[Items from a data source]

+---+

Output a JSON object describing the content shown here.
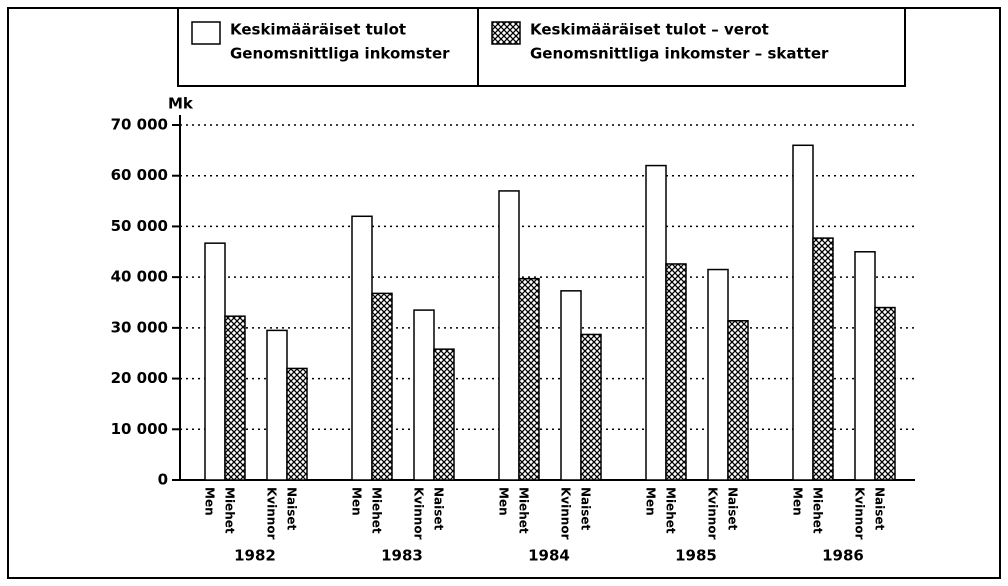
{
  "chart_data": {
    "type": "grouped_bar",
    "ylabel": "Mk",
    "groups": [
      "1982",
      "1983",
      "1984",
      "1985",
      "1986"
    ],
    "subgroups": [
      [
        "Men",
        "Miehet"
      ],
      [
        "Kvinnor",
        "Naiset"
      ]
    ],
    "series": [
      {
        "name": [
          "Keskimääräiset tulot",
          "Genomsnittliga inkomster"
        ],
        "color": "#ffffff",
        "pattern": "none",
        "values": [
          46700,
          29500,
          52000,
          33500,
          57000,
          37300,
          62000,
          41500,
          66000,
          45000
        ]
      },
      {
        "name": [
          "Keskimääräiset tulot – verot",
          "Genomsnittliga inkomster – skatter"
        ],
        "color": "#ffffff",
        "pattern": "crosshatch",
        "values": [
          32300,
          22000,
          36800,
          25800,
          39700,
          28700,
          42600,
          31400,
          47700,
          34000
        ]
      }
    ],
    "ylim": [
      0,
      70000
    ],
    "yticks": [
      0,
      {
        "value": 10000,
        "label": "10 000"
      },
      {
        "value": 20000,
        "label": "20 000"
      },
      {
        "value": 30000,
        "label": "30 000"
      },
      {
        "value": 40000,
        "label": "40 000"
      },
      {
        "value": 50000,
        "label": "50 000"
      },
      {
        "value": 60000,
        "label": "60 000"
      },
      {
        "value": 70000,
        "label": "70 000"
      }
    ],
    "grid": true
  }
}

+---+

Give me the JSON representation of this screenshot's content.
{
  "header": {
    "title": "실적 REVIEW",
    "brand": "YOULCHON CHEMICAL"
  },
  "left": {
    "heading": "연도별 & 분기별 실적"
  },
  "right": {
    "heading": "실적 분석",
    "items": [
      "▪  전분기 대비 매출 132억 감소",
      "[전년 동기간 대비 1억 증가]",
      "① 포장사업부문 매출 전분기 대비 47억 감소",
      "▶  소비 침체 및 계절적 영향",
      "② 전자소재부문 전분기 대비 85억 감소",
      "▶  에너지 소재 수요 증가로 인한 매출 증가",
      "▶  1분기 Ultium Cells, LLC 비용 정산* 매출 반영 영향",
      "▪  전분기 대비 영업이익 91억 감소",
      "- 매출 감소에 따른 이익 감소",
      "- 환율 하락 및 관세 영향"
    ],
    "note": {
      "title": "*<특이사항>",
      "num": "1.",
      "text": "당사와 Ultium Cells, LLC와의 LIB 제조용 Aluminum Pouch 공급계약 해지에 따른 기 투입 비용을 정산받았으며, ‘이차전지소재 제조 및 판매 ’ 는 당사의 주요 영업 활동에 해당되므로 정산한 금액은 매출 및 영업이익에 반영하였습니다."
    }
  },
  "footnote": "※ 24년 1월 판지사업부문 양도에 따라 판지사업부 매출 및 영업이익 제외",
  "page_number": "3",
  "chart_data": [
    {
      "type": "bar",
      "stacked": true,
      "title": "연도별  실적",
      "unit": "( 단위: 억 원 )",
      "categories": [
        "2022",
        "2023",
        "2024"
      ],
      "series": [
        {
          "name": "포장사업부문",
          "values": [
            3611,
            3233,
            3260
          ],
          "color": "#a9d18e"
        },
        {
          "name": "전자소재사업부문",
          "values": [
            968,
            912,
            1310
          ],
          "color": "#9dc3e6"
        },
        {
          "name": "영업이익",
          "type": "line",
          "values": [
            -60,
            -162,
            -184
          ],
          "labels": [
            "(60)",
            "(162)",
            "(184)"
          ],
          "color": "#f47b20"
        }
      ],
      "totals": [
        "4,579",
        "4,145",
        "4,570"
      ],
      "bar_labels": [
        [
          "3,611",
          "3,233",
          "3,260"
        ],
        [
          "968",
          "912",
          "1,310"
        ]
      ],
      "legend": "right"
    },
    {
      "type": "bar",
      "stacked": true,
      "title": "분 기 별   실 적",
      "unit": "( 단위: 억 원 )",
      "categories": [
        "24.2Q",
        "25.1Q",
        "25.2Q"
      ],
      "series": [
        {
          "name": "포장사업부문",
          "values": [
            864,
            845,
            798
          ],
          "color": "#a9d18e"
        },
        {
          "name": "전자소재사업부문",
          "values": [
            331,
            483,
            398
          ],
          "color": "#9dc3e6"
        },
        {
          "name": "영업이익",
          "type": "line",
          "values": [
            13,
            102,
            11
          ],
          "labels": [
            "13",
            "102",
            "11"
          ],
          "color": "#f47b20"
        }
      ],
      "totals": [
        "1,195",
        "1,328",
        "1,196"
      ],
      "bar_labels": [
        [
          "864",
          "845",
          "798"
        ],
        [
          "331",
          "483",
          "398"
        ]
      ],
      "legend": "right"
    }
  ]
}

+---+

> **Work instructions**:
Go over the data and return every line that includes the word "inkomster".

> **Reply to the exercise**:
          "Genomsnittliga inkomster"
          "Genomsnittliga inkomster – skatter"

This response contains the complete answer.